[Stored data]
******************************
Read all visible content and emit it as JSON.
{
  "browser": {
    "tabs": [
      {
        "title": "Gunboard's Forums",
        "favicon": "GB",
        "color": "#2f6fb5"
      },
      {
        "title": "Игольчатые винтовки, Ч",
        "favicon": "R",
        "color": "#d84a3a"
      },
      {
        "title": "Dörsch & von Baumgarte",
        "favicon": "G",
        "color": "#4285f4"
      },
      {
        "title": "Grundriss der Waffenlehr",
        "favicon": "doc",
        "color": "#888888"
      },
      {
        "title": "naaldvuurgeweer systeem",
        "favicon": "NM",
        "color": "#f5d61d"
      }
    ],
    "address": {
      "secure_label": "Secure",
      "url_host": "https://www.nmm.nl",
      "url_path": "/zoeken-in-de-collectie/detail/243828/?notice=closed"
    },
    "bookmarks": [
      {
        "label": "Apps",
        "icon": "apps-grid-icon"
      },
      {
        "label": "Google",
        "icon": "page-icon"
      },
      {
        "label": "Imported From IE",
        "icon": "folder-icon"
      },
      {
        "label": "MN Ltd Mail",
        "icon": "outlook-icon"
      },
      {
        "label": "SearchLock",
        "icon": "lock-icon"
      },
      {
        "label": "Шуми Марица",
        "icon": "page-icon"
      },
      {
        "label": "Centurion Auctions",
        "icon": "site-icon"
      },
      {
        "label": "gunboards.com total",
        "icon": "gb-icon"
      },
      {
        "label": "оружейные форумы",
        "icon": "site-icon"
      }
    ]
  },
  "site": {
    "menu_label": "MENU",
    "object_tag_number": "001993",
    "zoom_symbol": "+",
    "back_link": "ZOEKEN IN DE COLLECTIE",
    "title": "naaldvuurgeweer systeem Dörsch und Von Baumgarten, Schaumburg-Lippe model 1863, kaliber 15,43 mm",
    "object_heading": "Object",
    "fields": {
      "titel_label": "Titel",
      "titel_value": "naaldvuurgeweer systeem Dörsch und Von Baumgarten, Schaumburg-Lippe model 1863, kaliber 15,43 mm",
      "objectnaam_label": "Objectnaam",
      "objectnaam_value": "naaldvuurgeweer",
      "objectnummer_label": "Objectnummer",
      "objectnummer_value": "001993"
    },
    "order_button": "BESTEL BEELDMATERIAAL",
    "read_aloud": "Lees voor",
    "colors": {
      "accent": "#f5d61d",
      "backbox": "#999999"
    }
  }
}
******************************
*EXERCISE*:
Check each line of the data above for the word "systeem" and say how many lines contain it, giving nothing besides the number.

*RESULT BELOW*:
3